__Items from a data source__:
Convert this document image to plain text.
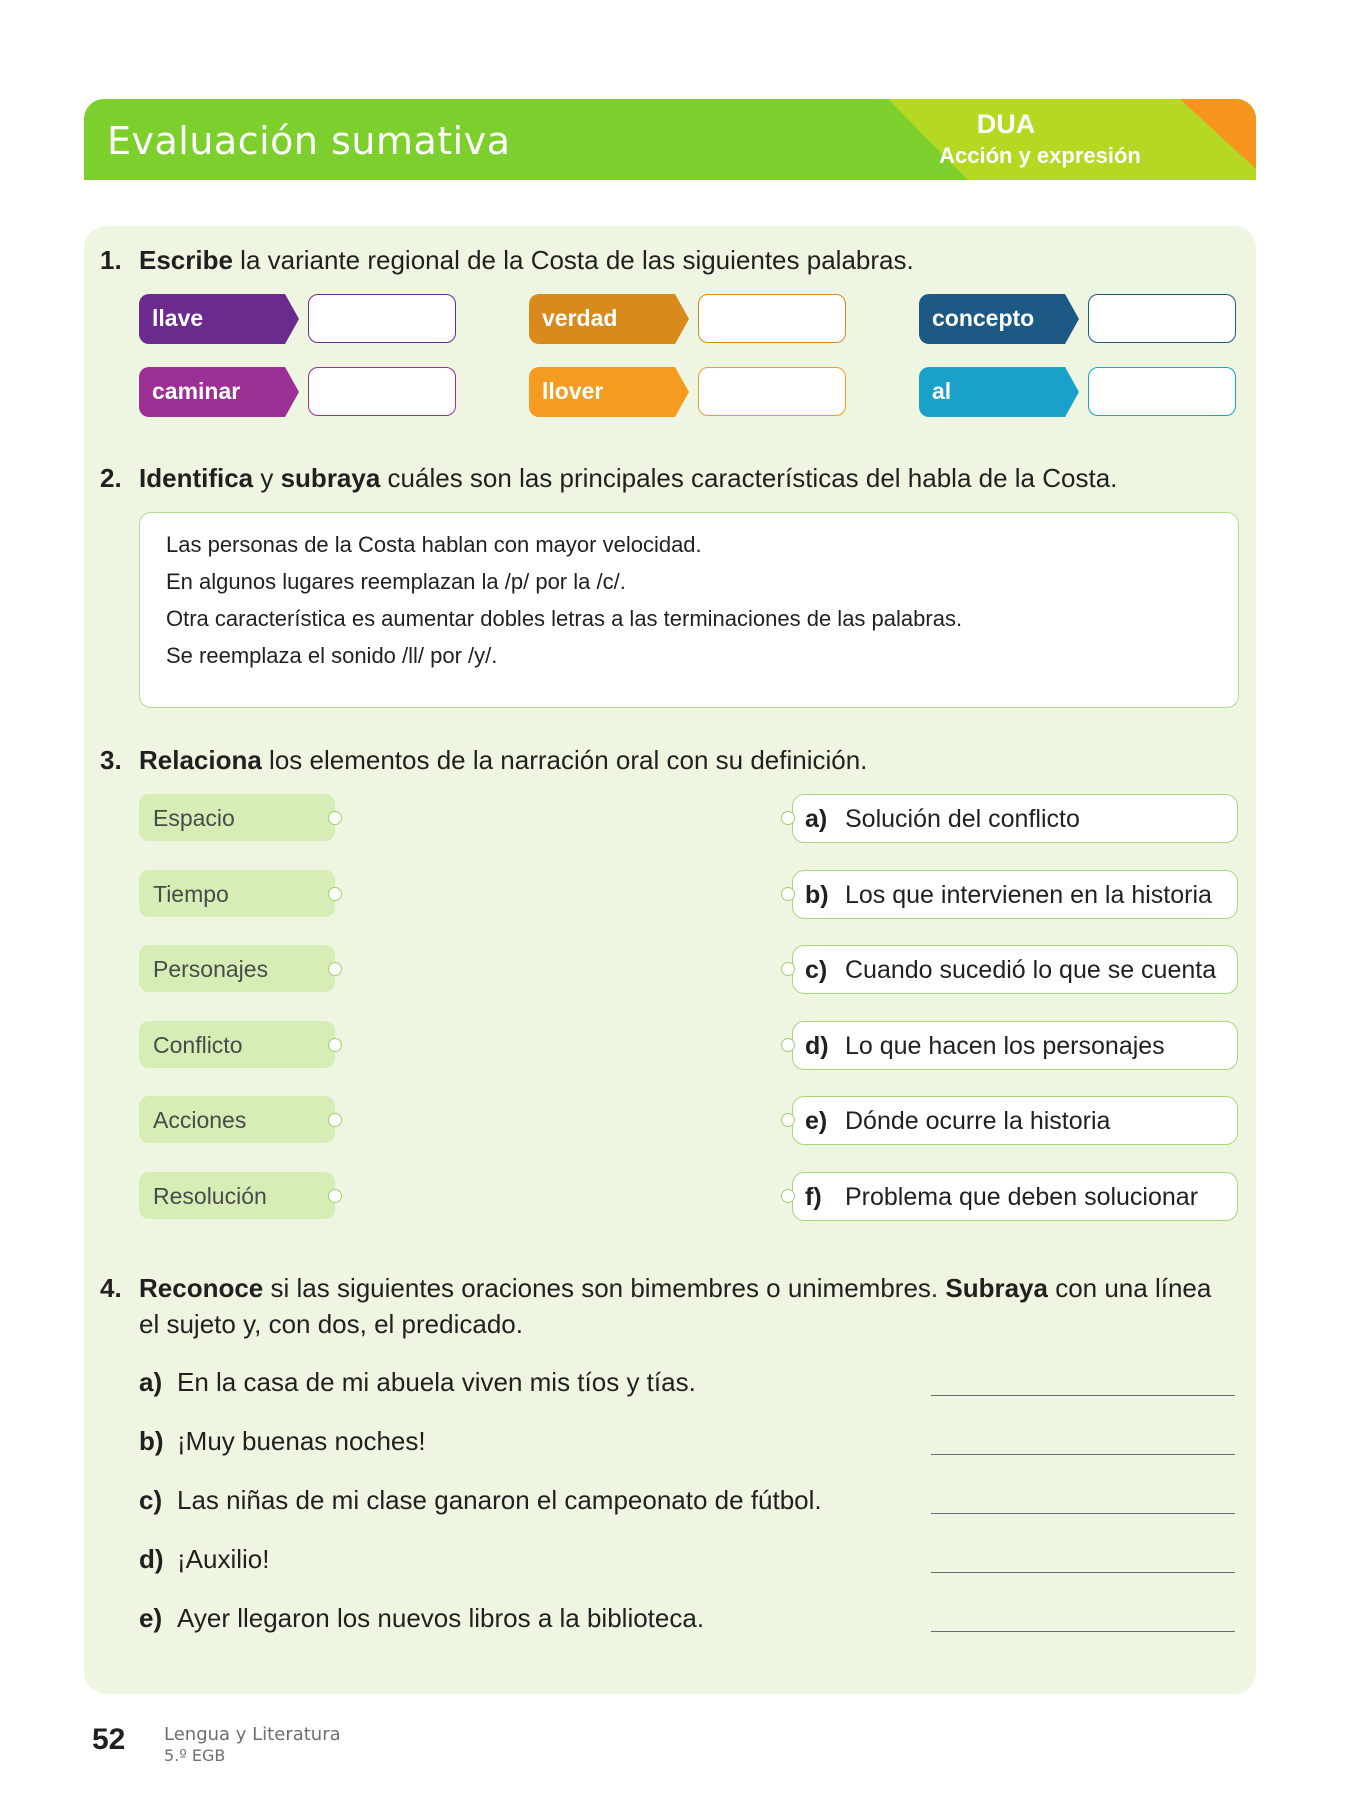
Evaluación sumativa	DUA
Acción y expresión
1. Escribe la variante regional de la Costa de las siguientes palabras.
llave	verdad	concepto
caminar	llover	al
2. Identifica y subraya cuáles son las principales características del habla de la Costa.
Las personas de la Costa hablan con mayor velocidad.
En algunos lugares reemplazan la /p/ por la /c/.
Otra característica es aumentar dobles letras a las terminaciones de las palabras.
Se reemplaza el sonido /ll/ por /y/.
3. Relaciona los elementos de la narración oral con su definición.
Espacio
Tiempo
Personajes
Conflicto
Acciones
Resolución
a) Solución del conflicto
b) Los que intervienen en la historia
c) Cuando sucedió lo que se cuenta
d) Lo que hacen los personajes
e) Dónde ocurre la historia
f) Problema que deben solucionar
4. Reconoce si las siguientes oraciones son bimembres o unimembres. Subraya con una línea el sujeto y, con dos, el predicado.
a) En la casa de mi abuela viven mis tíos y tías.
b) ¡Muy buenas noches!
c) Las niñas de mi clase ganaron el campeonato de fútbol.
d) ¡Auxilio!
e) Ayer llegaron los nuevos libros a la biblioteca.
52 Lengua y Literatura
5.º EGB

__Given task__: Each entry must be retyped word for word, with every image omitted.

__Output for this task__:
Convert this document image to plain text.
Evaluación sumativa	DUA
Acción y expresión
1. Escribe la variante regional de la Costa de las siguientes palabras.
llave	verdad	concepto
caminar	llover	al
2. Identifica y subraya cuáles son las principales características del habla de la Costa.
Las personas de la Costa hablan con mayor velocidad.
En algunos lugares reemplazan la /p/ por la /c/.
Otra característica es aumentar dobles letras a las terminaciones de las palabras.
Se reemplaza el sonido /ll/ por /y/.
3. Relaciona los elementos de la narración oral con su definición.
Espacio
Tiempo
Personajes
Conflicto
Acciones
Resolución
a) Solución del conflicto
b) Los que intervienen en la historia
c) Cuando sucedió lo que se cuenta
d) Lo que hacen los personajes
e) Dónde ocurre la historia
f) Problema que deben solucionar
4. Reconoce si las siguientes oraciones son bimembres o unimembres. Subraya con una línea el sujeto y, con dos, el predicado.
a) En la casa de mi abuela viven mis tíos y tías.
b) ¡Muy buenas noches!
c) Las niñas de mi clase ganaron el campeonato de fútbol.
d) ¡Auxilio!
e) Ayer llegaron los nuevos libros a la biblioteca.
52 Lengua y Literatura
5.º EGB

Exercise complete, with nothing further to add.